» Problem statement: Report all lines in the records that hold the string "over".

(Dataset records of page text)
Start of Block

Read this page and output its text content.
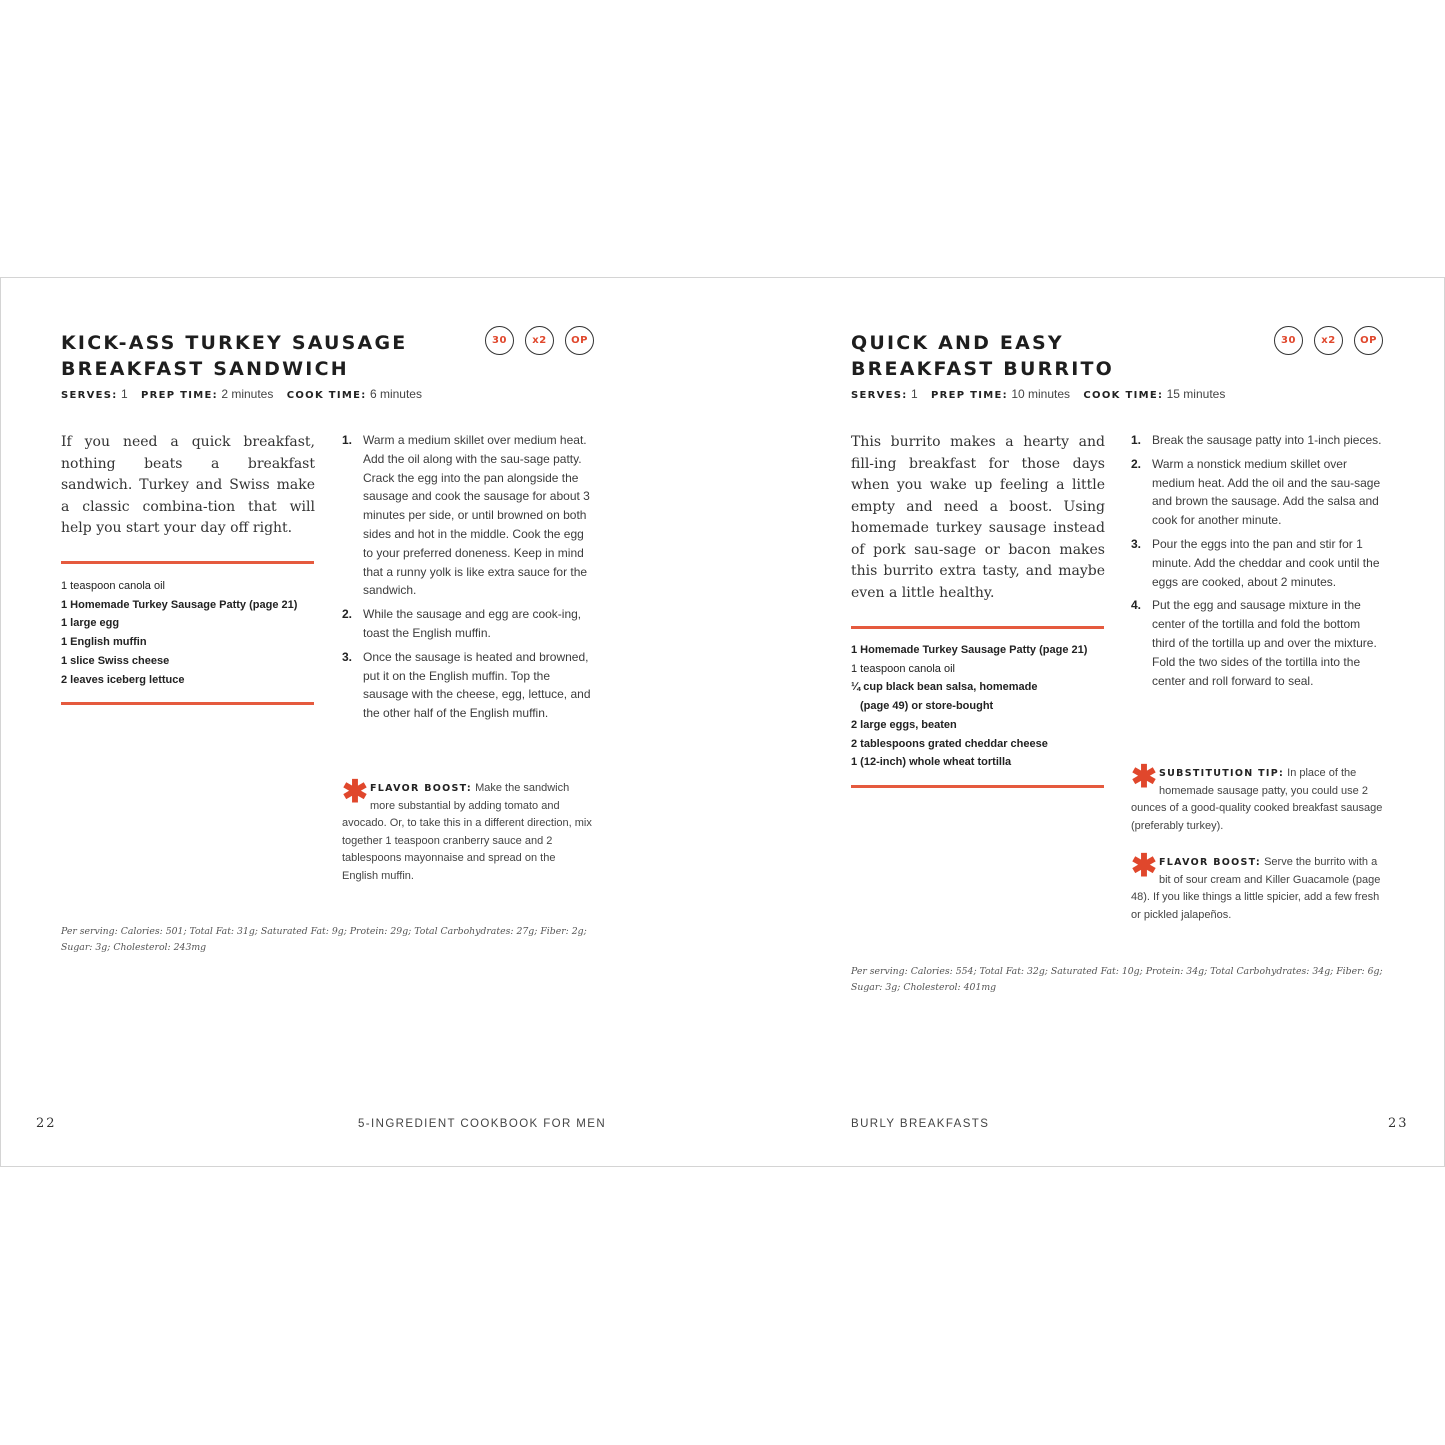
KICK-ASS TURKEY SAUSAGE
BREAKFAST SANDWICH
30	x2	OP
SERVES: 1 PREP TIME: 2 minutes COOK TIME: 6 minutes

If you need a quick breakfast, nothing beats a breakfast sandwich. Turkey and Swiss make a classic combina-tion that will help you start your day off right.

1 teaspoon canola oil
1 Homemade Turkey Sausage Patty (page 21)
1 large egg
1 English muffin
1 slice Swiss cheese
2 leaves iceberg lettuce
1. Warm a medium skillet over medium heat. Add the oil along with the sau-sage patty. Crack the egg into the pan alongside the sausage and cook the sausage for about 3 minutes per side, or until browned on both sides and hot in the middle. Cook the egg to your preferred doneness. Keep in mind that a runny yolk is like extra sauce for the sandwich.
2. While the sausage and egg are cook-ing, toast the English muffin.
3. Once the sausage is heated and browned, put it on the English muffin. Top the sausage with the cheese, egg, lettuce, and the other half of the English muffin.
✱ FLAVOR BOOST: Make the sandwich more substantial by adding tomato and avocado. Or, to take this in a different direction, mix together 1 teaspoon cranberry sauce and 2 tablespoons mayonnaise and spread on the English muffin.

Per serving: Calories: 501; Total Fat: 31g; Saturated Fat: 9g; Protein: 29g; Total Carbohydrates: 27g; Fiber: 2g; Sugar: 3g; Cholesterol: 243mg

22	5-INGREDIENT COOKBOOK FOR MEN
QUICK AND EASY
BREAKFAST BURRITO
30	x2	OP
SERVES: 1 PREP TIME: 10 minutes COOK TIME: 15 minutes

This burrito makes a hearty and fill-ing breakfast for those days when you wake up feeling a little empty and need a boost. Using homemade turkey sausage instead of pork sau-sage or bacon makes this burrito extra tasty, and maybe even a little healthy.

1 Homemade Turkey Sausage Patty (page 21)
1 teaspoon canola oil
¼ cup black bean salsa, homemade
(page 49) or store-bought
2 large eggs, beaten
2 tablespoons grated cheddar cheese
1 (12-inch) whole wheat tortilla
1. Break the sausage patty into 1-inch pieces.
2. Warm a nonstick medium skillet over medium heat. Add the oil and the sau-sage and brown the sausage. Add the salsa and cook for another minute.
3. Pour the eggs into the pan and stir for 1 minute. Add the cheddar and cook until the eggs are cooked, about 2 minutes.
4. Put the egg and sausage mixture in the center of the tortilla and fold the bottom third of the tortilla up and over the mixture. Fold the two sides of the tortilla into the center and roll forward to seal.
✱ SUBSTITUTION TIP: In place of the homemade sausage patty, you could use 2 ounces of a good-quality cooked breakfast sausage (preferably turkey).
✱ FLAVOR BOOST: Serve the burrito with a bit of sour cream and Killer Guacamole (page 48). If you like things a little spicier, add a few fresh or pickled jalapeños.

Per serving: Calories: 554; Total Fat: 32g; Saturated Fat: 10g; Protein: 34g; Total Carbohydrates: 34g; Fiber: 6g; Sugar: 3g; Cholesterol: 401mg

BURLY BREAKFASTS	23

End of Block

» Exercise answer:
1. Warm a medium skillet over medium heat. Add the oil along with the sau-sage patty. Crack the egg into the pan alongside the sausage and cook the sausage for about 3 minutes per side, or until browned on both sides and hot in the middle. Cook the egg to your preferred doneness. Keep in mind that a runny yolk is like extra sauce for the sandwich.
2. Warm a nonstick medium skillet over medium heat. Add the oil and the sau-sage and brown the sausage. Add the salsa and cook for another minute.
4. Put the egg and sausage mixture in the center of the tortilla and fold the bottom third of the tortilla up and over the mixture. Fold the two sides of the tortilla into the center and roll forward to seal.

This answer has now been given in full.